§ **TASK DETAILS**: Scan the lines below; pull out those with "xlabel".

======

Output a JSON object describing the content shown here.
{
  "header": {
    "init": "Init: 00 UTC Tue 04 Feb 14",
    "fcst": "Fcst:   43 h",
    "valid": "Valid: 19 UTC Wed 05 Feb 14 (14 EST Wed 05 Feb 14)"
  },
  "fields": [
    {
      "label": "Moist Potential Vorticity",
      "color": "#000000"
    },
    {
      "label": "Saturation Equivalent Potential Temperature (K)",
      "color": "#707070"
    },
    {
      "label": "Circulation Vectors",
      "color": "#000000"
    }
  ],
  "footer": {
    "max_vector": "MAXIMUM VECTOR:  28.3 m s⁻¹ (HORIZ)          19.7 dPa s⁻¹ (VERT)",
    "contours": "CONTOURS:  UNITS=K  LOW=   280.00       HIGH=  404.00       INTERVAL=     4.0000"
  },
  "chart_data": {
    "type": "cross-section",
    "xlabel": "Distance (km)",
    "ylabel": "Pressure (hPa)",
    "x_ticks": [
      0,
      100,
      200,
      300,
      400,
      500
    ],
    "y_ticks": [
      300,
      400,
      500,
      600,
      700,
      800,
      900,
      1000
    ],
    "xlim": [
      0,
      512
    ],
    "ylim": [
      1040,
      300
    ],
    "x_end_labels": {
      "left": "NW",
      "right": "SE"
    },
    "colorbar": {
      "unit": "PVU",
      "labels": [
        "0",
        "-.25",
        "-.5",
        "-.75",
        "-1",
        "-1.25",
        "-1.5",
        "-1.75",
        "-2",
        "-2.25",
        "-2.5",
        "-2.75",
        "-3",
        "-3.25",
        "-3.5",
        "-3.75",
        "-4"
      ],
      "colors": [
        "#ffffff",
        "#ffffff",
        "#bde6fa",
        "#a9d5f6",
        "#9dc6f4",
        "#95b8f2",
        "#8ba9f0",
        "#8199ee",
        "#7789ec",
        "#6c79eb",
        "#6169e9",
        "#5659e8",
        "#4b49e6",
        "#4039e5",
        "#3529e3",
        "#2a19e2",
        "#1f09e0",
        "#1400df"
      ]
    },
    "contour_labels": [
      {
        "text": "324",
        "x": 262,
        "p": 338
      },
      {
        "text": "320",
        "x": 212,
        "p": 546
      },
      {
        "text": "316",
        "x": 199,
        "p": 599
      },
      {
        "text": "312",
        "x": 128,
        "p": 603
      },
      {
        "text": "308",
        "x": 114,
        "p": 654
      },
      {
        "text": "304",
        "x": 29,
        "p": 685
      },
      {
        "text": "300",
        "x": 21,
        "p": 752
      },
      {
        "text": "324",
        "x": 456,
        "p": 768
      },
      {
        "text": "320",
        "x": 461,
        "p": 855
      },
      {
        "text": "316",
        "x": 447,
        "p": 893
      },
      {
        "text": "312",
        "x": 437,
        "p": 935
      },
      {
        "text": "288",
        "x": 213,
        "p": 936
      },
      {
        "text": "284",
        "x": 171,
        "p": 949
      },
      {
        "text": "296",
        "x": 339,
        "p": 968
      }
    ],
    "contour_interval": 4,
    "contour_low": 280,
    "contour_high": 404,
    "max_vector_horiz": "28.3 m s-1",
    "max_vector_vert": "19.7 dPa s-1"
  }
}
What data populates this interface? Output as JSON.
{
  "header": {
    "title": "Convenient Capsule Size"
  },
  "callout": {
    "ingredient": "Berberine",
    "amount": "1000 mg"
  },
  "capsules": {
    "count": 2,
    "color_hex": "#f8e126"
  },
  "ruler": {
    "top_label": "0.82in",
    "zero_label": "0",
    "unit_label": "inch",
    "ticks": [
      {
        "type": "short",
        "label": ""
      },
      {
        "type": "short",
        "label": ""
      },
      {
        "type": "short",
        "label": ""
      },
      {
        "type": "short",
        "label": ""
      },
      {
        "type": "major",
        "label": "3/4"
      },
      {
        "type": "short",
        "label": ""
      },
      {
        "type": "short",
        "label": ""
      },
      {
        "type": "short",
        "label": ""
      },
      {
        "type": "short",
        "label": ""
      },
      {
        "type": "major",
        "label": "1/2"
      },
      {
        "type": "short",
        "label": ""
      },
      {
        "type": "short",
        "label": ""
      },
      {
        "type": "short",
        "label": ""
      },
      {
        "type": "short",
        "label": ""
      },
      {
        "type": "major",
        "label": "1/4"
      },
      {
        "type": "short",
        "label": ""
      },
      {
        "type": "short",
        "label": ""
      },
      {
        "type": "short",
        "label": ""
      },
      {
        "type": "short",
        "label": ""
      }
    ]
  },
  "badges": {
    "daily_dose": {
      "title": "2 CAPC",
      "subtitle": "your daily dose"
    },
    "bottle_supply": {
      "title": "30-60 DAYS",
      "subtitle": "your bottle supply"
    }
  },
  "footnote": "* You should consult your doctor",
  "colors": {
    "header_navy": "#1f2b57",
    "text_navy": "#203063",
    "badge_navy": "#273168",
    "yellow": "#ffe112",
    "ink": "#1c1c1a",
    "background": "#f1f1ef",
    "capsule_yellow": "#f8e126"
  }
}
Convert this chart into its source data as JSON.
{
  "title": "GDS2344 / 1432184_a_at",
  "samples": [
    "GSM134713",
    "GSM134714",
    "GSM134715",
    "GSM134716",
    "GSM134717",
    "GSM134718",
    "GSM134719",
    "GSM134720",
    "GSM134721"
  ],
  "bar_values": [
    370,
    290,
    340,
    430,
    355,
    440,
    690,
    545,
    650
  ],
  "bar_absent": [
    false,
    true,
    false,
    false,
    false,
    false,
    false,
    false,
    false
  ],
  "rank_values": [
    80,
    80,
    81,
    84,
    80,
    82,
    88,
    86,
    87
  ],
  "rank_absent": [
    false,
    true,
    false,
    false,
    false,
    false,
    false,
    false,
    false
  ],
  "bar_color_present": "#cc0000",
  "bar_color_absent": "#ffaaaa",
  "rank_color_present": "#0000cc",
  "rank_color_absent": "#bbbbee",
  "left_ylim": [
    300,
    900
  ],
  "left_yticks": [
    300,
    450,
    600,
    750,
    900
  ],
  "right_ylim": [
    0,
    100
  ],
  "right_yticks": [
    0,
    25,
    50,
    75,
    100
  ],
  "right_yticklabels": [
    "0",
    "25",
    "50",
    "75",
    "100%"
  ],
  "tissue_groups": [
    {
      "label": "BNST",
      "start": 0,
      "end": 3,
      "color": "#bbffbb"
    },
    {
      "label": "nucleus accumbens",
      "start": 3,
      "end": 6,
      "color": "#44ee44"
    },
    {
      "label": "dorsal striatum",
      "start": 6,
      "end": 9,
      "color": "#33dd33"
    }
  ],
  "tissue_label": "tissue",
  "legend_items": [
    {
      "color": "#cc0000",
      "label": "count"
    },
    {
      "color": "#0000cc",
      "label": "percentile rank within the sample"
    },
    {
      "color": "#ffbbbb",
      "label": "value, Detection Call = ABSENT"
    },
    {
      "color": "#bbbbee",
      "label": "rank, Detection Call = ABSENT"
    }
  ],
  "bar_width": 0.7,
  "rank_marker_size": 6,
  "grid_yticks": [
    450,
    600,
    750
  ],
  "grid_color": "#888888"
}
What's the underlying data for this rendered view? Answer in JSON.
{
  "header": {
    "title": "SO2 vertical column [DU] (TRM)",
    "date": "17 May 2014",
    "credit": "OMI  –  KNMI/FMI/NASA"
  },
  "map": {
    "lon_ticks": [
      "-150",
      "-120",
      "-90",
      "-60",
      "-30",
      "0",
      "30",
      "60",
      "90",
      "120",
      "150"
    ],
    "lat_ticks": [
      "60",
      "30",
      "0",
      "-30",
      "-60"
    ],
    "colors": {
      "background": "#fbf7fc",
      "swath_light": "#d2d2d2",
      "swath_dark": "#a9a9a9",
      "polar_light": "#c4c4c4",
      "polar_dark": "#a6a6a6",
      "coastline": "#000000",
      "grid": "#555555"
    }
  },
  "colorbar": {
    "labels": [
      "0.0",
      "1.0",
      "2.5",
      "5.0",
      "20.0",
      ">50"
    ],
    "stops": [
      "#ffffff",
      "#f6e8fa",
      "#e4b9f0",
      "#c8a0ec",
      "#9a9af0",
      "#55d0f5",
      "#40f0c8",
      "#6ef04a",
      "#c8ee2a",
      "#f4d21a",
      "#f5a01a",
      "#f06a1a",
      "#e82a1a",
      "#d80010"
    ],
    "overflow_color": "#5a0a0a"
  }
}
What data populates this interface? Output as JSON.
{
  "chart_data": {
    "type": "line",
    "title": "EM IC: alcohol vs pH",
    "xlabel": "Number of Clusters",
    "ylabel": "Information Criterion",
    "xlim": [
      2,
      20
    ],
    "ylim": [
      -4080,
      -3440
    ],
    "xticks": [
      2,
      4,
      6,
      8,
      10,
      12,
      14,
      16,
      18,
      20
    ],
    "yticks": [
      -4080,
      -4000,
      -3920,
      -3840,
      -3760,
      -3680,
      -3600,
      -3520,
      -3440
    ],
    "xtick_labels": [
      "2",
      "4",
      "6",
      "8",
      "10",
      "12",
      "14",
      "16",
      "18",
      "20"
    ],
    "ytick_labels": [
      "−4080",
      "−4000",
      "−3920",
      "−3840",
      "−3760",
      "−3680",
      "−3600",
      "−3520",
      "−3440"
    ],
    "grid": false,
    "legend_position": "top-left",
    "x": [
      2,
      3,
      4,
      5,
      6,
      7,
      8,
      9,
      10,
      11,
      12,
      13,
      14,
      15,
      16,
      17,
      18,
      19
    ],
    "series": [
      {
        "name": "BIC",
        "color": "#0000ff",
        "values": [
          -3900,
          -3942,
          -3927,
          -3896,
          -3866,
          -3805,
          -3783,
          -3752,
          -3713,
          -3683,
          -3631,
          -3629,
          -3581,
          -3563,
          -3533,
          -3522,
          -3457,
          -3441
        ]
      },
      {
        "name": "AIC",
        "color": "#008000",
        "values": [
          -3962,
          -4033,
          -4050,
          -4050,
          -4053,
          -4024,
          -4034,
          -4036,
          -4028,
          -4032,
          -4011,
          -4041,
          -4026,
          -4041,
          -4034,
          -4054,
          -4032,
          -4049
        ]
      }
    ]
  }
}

======

§ **ANSWER TO THIS EXERCISE**:
    "xlabel": "Distance (km)",
    "xlabel": "Number of Clusters",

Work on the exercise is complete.